Give every line of the data again, unchanged, but with no pictures.
━━━ Record extracts ━━━
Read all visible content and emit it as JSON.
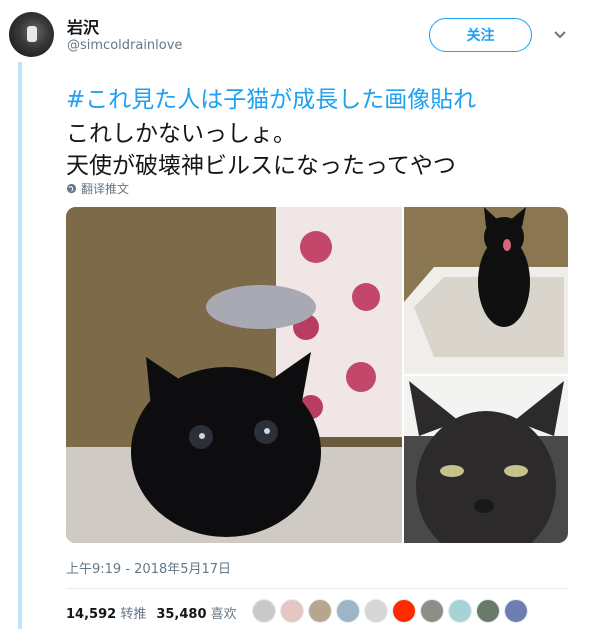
{
  "user": {
    "name": "岩沢",
    "handle": "@simcoldrainlove"
  },
  "follow_label": "关注",
  "tweet": {
    "line1": "#これ見た人は子猫が成長した画像貼れ",
    "line2": "これしかないっしょ。",
    "line3": "天使が破壊神ビルスになったってやつ"
  },
  "translate_label": "翻译推文",
  "timestamp": "上午9:19 - 2018年5月17日",
  "stats": {
    "retweets": "14,592",
    "retweets_label": "转推",
    "likes": "35,480",
    "likes_label": "喜欢"
  },
  "colors": {
    "accent": "#1da1f2",
    "muted": "#657786",
    "text": "#14171a"
  },
  "liker_avatars": [
    "#c9c9c9",
    "#e3c7c0",
    "#b7a58e",
    "#9bb5c9",
    "#d7d7d7",
    "#ff2a00",
    "#8e8e86",
    "#a7d3d6",
    "#6a7a6a",
    "#6d7fb0"
  ]
}
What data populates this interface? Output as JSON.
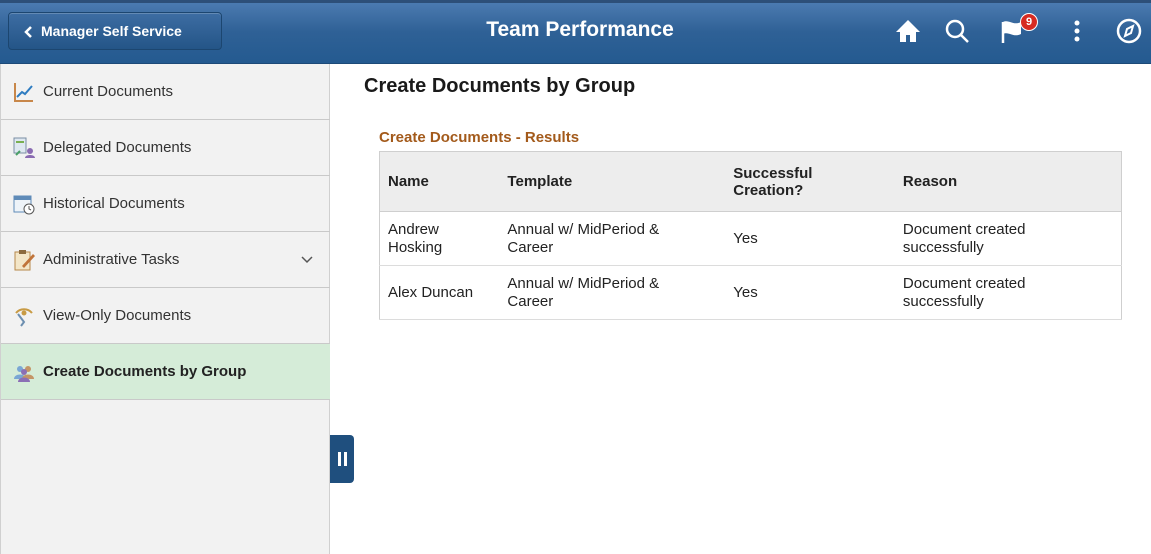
{
  "header": {
    "back_label": "Manager Self Service",
    "title": "Team Performance",
    "notification_count": "9",
    "icons": [
      "home-icon",
      "search-icon",
      "notification-flag-icon",
      "actions-menu-icon",
      "navbar-compass-icon"
    ],
    "colors": {
      "bar": "#2f6196",
      "badge": "#d62b22"
    }
  },
  "sidebar": {
    "items": [
      {
        "label": "Current Documents",
        "icon": "line-chart-icon"
      },
      {
        "label": "Delegated Documents",
        "icon": "delegate-people-icon"
      },
      {
        "label": "Historical Documents",
        "icon": "calendar-clock-icon"
      },
      {
        "label": "Administrative Tasks",
        "icon": "clipboard-pencil-icon",
        "expandable": true
      },
      {
        "label": "View-Only Documents",
        "icon": "view-only-icon"
      },
      {
        "label": "Create Documents by Group",
        "icon": "group-people-icon",
        "active": true
      }
    ],
    "active_color": "#d5ecd8"
  },
  "main": {
    "title": "Create Documents by Group",
    "results_title": "Create Documents - Results",
    "results_title_color": "#a35a1b",
    "table": {
      "headers": [
        "Name",
        "Template",
        "Successful Creation?",
        "Reason"
      ],
      "rows": [
        [
          "Andrew Hosking",
          "Annual w/ MidPeriod & Career",
          "Yes",
          "Document created successfully"
        ],
        [
          "Alex Duncan",
          "Annual w/ MidPeriod & Career",
          "Yes",
          "Document created successfully"
        ]
      ]
    }
  }
}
━━━
Solution for this problem —
Read all visible content and emit it as JSON.
{
  "user": {
    "name": "岩沢",
    "handle": "@simcoldrainlove"
  },
  "follow_label": "关注",
  "tweet": {
    "line1": "#これ見た人は子猫が成長した画像貼れ",
    "line2": "これしかないっしょ。",
    "line3": "天使が破壊神ビルスになったってやつ"
  },
  "translate_label": "翻译推文",
  "timestamp": "上午9:19 - 2018年5月17日",
  "stats": {
    "retweets": "14,592",
    "retweets_label": "转推",
    "likes": "35,480",
    "likes_label": "喜欢"
  },
  "colors": {
    "accent": "#1da1f2",
    "muted": "#657786",
    "text": "#14171a"
  },
  "liker_avatars": [
    "#c9c9c9",
    "#e3c7c0",
    "#b7a58e",
    "#9bb5c9",
    "#d7d7d7",
    "#ff2a00",
    "#8e8e86",
    "#a7d3d6",
    "#6a7a6a",
    "#6d7fb0"
  ]
}
What data populates this interface? Output as JSON.
{
  "header": {
    "back_label": "Manager Self Service",
    "title": "Team Performance",
    "notification_count": "9",
    "icons": [
      "home-icon",
      "search-icon",
      "notification-flag-icon",
      "actions-menu-icon",
      "navbar-compass-icon"
    ],
    "colors": {
      "bar": "#2f6196",
      "badge": "#d62b22"
    }
  },
  "sidebar": {
    "items": [
      {
        "label": "Current Documents",
        "icon": "line-chart-icon"
      },
      {
        "label": "Delegated Documents",
        "icon": "delegate-people-icon"
      },
      {
        "label": "Historical Documents",
        "icon": "calendar-clock-icon"
      },
      {
        "label": "Administrative Tasks",
        "icon": "clipboard-pencil-icon",
        "expandable": true
      },
      {
        "label": "View-Only Documents",
        "icon": "view-only-icon"
      },
      {
        "label": "Create Documents by Group",
        "icon": "group-people-icon",
        "active": true
      }
    ],
    "active_color": "#d5ecd8"
  },
  "main": {
    "title": "Create Documents by Group",
    "results_title": "Create Documents - Results",
    "results_title_color": "#a35a1b",
    "table": {
      "headers": [
        "Name",
        "Template",
        "Successful Creation?",
        "Reason"
      ],
      "rows": [
        [
          "Andrew Hosking",
          "Annual w/ MidPeriod & Career",
          "Yes",
          "Document created successfully"
        ],
        [
          "Alex Duncan",
          "Annual w/ MidPeriod & Career",
          "Yes",
          "Document created successfully"
        ]
      ]
    }
  }
}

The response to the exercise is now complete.